Collected data entries:
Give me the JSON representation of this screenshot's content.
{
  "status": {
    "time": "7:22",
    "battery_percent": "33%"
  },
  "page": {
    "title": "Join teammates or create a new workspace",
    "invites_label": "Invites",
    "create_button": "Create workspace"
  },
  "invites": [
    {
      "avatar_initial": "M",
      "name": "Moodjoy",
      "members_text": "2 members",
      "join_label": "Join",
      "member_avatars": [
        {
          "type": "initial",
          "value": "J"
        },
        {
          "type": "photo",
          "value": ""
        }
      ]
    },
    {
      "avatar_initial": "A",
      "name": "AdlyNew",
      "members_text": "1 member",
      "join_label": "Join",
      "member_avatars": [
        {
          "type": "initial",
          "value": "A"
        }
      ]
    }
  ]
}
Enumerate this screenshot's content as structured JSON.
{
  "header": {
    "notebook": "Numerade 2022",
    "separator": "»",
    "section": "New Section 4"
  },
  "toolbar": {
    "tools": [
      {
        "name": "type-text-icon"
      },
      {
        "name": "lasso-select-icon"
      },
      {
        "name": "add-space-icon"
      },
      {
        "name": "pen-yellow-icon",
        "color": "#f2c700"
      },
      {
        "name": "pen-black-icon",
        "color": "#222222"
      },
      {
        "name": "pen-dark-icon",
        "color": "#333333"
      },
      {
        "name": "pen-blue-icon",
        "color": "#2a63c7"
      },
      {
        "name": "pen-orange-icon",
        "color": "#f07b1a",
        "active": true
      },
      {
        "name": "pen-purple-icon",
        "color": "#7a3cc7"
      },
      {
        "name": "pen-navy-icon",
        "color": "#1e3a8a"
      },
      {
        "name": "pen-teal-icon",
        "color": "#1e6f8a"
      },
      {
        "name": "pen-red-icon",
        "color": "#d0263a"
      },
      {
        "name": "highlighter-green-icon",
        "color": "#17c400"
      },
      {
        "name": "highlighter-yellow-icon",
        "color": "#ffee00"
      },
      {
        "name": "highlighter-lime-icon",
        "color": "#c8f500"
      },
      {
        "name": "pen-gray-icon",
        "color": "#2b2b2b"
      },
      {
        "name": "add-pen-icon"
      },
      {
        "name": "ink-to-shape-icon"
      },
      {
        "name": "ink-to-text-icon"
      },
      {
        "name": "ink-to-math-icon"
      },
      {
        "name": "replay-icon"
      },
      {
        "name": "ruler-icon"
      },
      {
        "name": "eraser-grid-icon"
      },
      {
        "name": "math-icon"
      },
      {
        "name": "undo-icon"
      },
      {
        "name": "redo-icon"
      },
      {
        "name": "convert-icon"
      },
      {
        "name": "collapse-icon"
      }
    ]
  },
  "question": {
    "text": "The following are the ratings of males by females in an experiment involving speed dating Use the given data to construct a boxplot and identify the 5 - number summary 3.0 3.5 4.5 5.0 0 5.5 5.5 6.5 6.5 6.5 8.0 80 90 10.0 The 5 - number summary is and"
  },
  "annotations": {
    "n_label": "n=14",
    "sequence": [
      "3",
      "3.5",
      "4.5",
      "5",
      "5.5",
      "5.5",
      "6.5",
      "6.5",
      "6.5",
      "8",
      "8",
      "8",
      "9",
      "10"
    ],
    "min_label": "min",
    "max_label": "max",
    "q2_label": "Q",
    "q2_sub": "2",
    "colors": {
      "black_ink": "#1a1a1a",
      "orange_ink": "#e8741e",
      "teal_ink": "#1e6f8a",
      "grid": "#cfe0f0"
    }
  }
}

[Given request] Extract the full listing and reproduce each line exactly.

[Result of this exercise]
Give me the JSON representation of this screenshot's content.
{
  "status": {
    "time": "7:22",
    "battery_percent": "33%"
  },
  "page": {
    "title": "Join teammates or create a new workspace",
    "invites_label": "Invites",
    "create_button": "Create workspace"
  },
  "invites": [
    {
      "avatar_initial": "M",
      "name": "Moodjoy",
      "members_text": "2 members",
      "join_label": "Join",
      "member_avatars": [
        {
          "type": "initial",
          "value": "J"
        },
        {
          "type": "photo",
          "value": ""
        }
      ]
    },
    {
      "avatar_initial": "A",
      "name": "AdlyNew",
      "members_text": "1 member",
      "join_label": "Join",
      "member_avatars": [
        {
          "type": "initial",
          "value": "A"
        }
      ]
    }
  ]
}
Enumerate this screenshot's content as structured JSON.
{
  "header": {
    "notebook": "Numerade 2022",
    "separator": "»",
    "section": "New Section 4"
  },
  "toolbar": {
    "tools": [
      {
        "name": "type-text-icon"
      },
      {
        "name": "lasso-select-icon"
      },
      {
        "name": "add-space-icon"
      },
      {
        "name": "pen-yellow-icon",
        "color": "#f2c700"
      },
      {
        "name": "pen-black-icon",
        "color": "#222222"
      },
      {
        "name": "pen-dark-icon",
        "color": "#333333"
      },
      {
        "name": "pen-blue-icon",
        "color": "#2a63c7"
      },
      {
        "name": "pen-orange-icon",
        "color": "#f07b1a",
        "active": true
      },
      {
        "name": "pen-purple-icon",
        "color": "#7a3cc7"
      },
      {
        "name": "pen-navy-icon",
        "color": "#1e3a8a"
      },
      {
        "name": "pen-teal-icon",
        "color": "#1e6f8a"
      },
      {
        "name": "pen-red-icon",
        "color": "#d0263a"
      },
      {
        "name": "highlighter-green-icon",
        "color": "#17c400"
      },
      {
        "name": "highlighter-yellow-icon",
        "color": "#ffee00"
      },
      {
        "name": "highlighter-lime-icon",
        "color": "#c8f500"
      },
      {
        "name": "pen-gray-icon",
        "color": "#2b2b2b"
      },
      {
        "name": "add-pen-icon"
      },
      {
        "name": "ink-to-shape-icon"
      },
      {
        "name": "ink-to-text-icon"
      },
      {
        "name": "ink-to-math-icon"
      },
      {
        "name": "replay-icon"
      },
      {
        "name": "ruler-icon"
      },
      {
        "name": "eraser-grid-icon"
      },
      {
        "name": "math-icon"
      },
      {
        "name": "undo-icon"
      },
      {
        "name": "redo-icon"
      },
      {
        "name": "convert-icon"
      },
      {
        "name": "collapse-icon"
      }
    ]
  },
  "question": {
    "text": "The following are the ratings of males by females in an experiment involving speed dating Use the given data to construct a boxplot and identify the 5 - number summary 3.0 3.5 4.5 5.0 0 5.5 5.5 6.5 6.5 6.5 8.0 80 90 10.0 The 5 - number summary is and"
  },
  "annotations": {
    "n_label": "n=14",
    "sequence": [
      "3",
      "3.5",
      "4.5",
      "5",
      "5.5",
      "5.5",
      "6.5",
      "6.5",
      "6.5",
      "8",
      "8",
      "8",
      "9",
      "10"
    ],
    "min_label": "min",
    "max_label": "max",
    "q2_label": "Q",
    "q2_sub": "2",
    "colors": {
      "black_ink": "#1a1a1a",
      "orange_ink": "#e8741e",
      "teal_ink": "#1e6f8a",
      "grid": "#cfe0f0"
    }
  }
}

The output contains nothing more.